+++ Provided data

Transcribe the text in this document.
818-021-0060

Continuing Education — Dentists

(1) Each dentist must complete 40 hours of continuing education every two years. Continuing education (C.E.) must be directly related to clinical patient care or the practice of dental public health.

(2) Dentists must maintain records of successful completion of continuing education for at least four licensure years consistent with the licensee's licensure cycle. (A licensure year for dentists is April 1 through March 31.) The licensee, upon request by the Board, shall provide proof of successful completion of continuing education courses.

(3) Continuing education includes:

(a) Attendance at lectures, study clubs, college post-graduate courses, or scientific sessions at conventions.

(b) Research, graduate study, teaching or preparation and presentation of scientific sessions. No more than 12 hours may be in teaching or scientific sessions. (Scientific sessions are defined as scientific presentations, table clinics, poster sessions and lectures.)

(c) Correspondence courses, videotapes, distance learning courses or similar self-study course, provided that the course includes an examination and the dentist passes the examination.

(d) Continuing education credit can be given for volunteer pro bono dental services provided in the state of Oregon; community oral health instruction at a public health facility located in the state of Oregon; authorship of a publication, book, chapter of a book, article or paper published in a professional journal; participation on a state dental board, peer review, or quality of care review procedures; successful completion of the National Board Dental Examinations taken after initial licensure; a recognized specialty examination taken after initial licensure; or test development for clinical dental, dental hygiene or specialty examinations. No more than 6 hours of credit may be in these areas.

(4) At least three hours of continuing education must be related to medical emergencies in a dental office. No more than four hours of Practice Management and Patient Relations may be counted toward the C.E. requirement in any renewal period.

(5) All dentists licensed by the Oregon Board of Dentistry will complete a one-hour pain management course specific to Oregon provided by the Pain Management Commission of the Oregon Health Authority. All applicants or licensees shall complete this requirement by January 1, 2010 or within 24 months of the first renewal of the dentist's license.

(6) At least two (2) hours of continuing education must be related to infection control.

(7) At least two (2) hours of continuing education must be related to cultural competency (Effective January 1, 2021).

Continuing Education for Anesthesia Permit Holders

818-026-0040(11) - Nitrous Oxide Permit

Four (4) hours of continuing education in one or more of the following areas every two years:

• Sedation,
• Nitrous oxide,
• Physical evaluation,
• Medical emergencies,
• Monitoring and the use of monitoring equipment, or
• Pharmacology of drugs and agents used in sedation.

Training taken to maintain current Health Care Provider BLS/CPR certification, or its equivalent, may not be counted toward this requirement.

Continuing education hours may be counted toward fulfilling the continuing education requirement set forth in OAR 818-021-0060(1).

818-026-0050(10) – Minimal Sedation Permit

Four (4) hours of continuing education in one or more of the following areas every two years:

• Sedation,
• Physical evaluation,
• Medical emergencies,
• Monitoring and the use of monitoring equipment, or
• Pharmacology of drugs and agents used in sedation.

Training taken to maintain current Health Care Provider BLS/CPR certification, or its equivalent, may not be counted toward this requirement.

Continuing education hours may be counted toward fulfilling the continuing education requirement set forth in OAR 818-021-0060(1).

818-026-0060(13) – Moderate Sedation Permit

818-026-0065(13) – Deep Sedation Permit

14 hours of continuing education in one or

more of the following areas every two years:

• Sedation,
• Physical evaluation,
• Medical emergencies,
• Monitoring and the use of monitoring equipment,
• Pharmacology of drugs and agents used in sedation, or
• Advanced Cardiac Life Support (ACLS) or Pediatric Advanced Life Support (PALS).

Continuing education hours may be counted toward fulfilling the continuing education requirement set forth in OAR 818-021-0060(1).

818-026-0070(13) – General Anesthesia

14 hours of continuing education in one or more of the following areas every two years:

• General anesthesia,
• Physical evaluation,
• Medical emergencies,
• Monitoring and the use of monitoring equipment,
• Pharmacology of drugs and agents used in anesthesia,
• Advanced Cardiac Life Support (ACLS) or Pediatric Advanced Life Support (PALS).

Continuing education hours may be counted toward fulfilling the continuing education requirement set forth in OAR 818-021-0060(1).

++++++

▶ _Problem statement_
Return every line in the listing that contains the word "includes".

▶ _Result for this task_
(3) Continuing education includes:
(c) Correspondence courses, videotapes, distance learning courses or similar self-study course, provided that the course includes an examination and the dentist passes the examination.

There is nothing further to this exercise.